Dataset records

---

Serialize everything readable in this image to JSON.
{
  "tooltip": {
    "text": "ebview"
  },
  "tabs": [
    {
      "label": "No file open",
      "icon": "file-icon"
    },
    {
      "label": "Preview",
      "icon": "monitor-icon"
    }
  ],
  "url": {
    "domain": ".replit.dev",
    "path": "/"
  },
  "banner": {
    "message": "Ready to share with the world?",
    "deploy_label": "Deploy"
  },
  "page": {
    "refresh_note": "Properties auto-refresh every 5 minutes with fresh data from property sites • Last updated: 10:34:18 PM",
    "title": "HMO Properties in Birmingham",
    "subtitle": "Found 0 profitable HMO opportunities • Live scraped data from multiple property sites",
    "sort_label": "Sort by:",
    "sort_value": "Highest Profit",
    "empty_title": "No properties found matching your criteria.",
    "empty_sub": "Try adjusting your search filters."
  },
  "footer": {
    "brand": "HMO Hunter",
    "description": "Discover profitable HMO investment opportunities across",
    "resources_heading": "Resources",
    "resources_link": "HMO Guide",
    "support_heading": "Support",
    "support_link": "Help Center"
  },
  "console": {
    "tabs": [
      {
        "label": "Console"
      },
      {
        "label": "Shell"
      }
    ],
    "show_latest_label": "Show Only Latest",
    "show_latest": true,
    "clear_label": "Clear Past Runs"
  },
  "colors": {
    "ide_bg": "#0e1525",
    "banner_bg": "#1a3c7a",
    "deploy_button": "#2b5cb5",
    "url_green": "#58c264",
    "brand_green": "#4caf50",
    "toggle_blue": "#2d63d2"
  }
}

---

TO BE DONE
Reproduce each entry exactly, leaving out nothing.

WRITTEN RESPONSE
Serialize everything readable in this image to JSON.
{
  "tooltip": {
    "text": "ebview"
  },
  "tabs": [
    {
      "label": "No file open",
      "icon": "file-icon"
    },
    {
      "label": "Preview",
      "icon": "monitor-icon"
    }
  ],
  "url": {
    "domain": ".replit.dev",
    "path": "/"
  },
  "banner": {
    "message": "Ready to share with the world?",
    "deploy_label": "Deploy"
  },
  "page": {
    "refresh_note": "Properties auto-refresh every 5 minutes with fresh data from property sites • Last updated: 10:34:18 PM",
    "title": "HMO Properties in Birmingham",
    "subtitle": "Found 0 profitable HMO opportunities • Live scraped data from multiple property sites",
    "sort_label": "Sort by:",
    "sort_value": "Highest Profit",
    "empty_title": "No properties found matching your criteria.",
    "empty_sub": "Try adjusting your search filters."
  },
  "footer": {
    "brand": "HMO Hunter",
    "description": "Discover profitable HMO investment opportunities across",
    "resources_heading": "Resources",
    "resources_link": "HMO Guide",
    "support_heading": "Support",
    "support_link": "Help Center"
  },
  "console": {
    "tabs": [
      {
        "label": "Console"
      },
      {
        "label": "Shell"
      }
    ],
    "show_latest_label": "Show Only Latest",
    "show_latest": true,
    "clear_label": "Clear Past Runs"
  },
  "colors": {
    "ide_bg": "#0e1525",
    "banner_bg": "#1a3c7a",
    "deploy_button": "#2b5cb5",
    "url_green": "#58c264",
    "brand_green": "#4caf50",
    "toggle_blue": "#2d63d2"
  }
}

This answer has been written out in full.